▶ WHAT YOU SHOULD DO:
Lines that contain "this" are to be counted; give only their number.

▶ DATASET ROWS:

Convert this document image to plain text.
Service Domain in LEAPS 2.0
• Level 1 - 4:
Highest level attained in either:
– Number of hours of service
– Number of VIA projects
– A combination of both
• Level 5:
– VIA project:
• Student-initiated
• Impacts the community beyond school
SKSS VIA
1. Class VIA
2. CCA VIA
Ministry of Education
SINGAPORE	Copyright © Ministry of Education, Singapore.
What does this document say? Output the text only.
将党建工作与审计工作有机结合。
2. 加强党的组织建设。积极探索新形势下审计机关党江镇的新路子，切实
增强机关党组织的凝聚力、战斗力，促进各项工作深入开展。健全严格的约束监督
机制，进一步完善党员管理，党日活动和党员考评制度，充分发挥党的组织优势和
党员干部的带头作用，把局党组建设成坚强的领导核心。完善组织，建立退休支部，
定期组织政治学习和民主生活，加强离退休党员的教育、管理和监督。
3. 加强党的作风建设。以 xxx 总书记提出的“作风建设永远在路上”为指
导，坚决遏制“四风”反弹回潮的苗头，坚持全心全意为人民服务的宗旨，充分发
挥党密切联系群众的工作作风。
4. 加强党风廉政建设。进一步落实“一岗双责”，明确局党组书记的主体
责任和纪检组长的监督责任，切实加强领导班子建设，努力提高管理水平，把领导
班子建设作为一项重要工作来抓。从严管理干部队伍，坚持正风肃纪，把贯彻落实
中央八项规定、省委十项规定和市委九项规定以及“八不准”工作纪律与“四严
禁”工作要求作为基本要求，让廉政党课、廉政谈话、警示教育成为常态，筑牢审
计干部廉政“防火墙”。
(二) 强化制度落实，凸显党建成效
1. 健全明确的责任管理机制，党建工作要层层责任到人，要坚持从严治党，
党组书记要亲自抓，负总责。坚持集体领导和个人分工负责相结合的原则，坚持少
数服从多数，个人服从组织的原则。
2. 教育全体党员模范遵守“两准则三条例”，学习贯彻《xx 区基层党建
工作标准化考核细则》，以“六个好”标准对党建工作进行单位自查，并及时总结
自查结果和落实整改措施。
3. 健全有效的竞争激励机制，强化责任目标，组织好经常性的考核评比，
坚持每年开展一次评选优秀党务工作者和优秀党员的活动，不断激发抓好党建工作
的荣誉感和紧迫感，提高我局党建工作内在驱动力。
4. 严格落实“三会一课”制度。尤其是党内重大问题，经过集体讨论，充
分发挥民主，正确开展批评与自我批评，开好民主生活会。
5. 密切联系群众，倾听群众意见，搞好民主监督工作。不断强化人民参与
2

▶ RESULT OF THE EXERCISE:
2